━━ Text segment

# Smoked Cheese Suggestions



## raidbean (Dec 26, 2015)

Hey, everyone! I’ve never smoked cheese, so I know nothing about it. Well, it’s go time and I’m ready. Just looking for some cheese & wood tips and suggestions. Currently using a MES. Thanks!


----------



## cmayna (Dec 26, 2015)

Do you have a separate smoke generator?    No heat is used to do smoked cheese.   With an MES smoker, most of us would suggest a AMNPS from Amazen:

https://www.amazenproducts.com/ProductDetails.asp?ProductCode=AMNPS5X8


----------



## raidbean (Dec 26, 2015)

See,this is why I ask questions. Thank you for preventing me from melting a block of cheese in my smoker! 





cmayna said:


> Do you have a separate smoke generator?    No heat is used to do smoked cheese.   With an MES smoker, most of us would suggest a AMNPS from Amazen:
> 
> https://www.amazenproducts.com/ProductDetails.asp?ProductCode=AMNPS5X8


----------



## heavydlite (Dec 28, 2015)

In my Bradley smoker, I don't let it get above 75 degrees for the 2.5 - 3 hours of smoke time. 
A pan of ice in the smoker can help keep the temp down if needed, just make sure the pan doesn't overflow when it melts. 
Then I bag up the cheese and let it age in the fridge for at least a week to improve its flavour. I like hickory smoke but the wife likes apple smoked cheese


----------



## goliath (Dec 28, 2015)

━━━━
━━ Material for this exercise

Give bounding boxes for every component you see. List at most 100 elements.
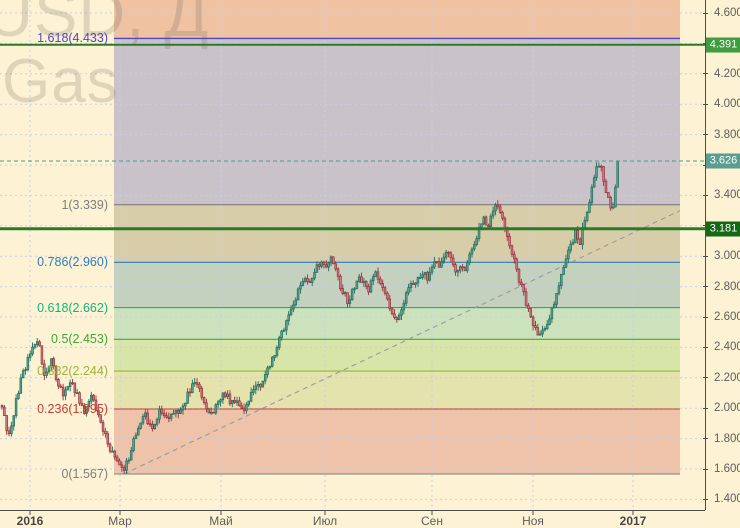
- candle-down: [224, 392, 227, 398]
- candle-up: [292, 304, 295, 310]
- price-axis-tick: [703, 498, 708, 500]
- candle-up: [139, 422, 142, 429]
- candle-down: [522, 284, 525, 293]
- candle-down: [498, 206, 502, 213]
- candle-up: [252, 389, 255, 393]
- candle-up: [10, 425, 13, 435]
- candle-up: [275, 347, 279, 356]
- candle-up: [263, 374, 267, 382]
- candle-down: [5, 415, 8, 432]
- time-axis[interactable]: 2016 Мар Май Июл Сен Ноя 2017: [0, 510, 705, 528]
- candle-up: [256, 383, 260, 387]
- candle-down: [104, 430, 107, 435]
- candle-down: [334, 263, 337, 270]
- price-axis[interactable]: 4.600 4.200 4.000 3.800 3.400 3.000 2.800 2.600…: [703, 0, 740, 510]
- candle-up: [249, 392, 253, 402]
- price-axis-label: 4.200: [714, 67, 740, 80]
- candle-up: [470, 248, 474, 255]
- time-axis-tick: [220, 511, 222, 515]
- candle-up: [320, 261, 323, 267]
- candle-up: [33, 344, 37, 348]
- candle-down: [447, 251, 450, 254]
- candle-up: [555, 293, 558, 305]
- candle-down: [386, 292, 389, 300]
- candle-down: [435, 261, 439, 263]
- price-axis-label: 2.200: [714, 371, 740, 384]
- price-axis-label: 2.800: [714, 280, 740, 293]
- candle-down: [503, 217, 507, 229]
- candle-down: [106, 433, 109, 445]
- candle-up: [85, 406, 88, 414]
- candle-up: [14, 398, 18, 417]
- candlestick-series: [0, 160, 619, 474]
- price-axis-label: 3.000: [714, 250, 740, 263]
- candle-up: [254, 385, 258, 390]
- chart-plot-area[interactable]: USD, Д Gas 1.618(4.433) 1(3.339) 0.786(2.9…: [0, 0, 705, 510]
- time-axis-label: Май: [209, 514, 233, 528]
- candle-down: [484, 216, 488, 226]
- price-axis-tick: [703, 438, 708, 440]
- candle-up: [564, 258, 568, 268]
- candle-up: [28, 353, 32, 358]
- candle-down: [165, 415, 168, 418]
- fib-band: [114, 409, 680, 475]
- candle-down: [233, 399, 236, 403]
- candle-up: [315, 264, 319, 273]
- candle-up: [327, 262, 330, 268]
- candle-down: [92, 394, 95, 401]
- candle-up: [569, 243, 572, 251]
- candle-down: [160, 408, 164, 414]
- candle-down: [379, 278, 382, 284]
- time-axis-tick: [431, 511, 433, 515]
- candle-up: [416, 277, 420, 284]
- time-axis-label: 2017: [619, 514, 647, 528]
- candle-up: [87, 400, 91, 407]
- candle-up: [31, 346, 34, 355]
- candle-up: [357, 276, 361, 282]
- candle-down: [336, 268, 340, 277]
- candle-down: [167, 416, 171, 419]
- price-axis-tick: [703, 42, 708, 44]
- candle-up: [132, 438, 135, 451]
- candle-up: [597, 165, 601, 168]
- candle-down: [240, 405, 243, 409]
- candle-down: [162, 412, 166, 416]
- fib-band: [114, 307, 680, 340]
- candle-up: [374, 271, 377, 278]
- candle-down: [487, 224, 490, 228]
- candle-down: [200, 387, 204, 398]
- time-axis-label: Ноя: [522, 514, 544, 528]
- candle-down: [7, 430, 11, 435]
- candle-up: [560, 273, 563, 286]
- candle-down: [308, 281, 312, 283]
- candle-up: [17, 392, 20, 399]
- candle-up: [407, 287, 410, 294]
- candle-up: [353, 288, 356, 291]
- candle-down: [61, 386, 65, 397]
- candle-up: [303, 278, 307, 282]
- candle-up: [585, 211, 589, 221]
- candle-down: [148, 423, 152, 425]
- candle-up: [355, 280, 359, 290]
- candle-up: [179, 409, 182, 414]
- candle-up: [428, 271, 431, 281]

━━━━

> [Written tasks]:
**1)** Return the passage of the smoked cheese thread from "## cmayna (Dec" up to and including "in my smoker!", word for word.
**2)** Retype the lines of the records from the line with "- candle-down: [224, 392, 227, 398]" up to and including the line with "- candle-up: [249, 392, 253, 402]", keeping them identical.

> [Solutions to the tasks]:
**1)**
## cmayna (Dec 26, 2015)

Do you have a separate smoke generator?    No heat is used to do smoked cheese.   With an MES smoker, most of us would suggest a AMNPS from Amazen:

https://www.amazenproducts.com/ProductDetails.asp?ProductCode=AMNPS5X8


----------



## raidbean (Dec 26, 2015)

See,this is why I ask questions. Thank you for preventing me from melting a block of cheese in my smoker!

**2)**
- candle-down: [224, 392, 227, 398]
- candle-up: [292, 304, 295, 310]
- price-axis-tick: [703, 498, 708, 500]
- candle-up: [139, 422, 142, 429]
- candle-down: [522, 284, 525, 293]
- candle-down: [498, 206, 502, 213]
- candle-up: [252, 389, 255, 393]
- candle-up: [10, 425, 13, 435]
- candle-up: [275, 347, 279, 356]
- candle-up: [263, 374, 267, 382]
- candle-down: [5, 415, 8, 432]
- time-axis[interactable]: 2016 Мар Май Июл Сен Ноя 2017: [0, 510, 705, 528]
- candle-up: [256, 383, 260, 387]
- candle-down: [104, 430, 107, 435]
- candle-down: [334, 263, 337, 270]
- price-axis[interactable]: 4.600 4.200 4.000 3.800 3.400 3.000 2.800 2.600…: [703, 0, 740, 510]
- candle-up: [249, 392, 253, 402]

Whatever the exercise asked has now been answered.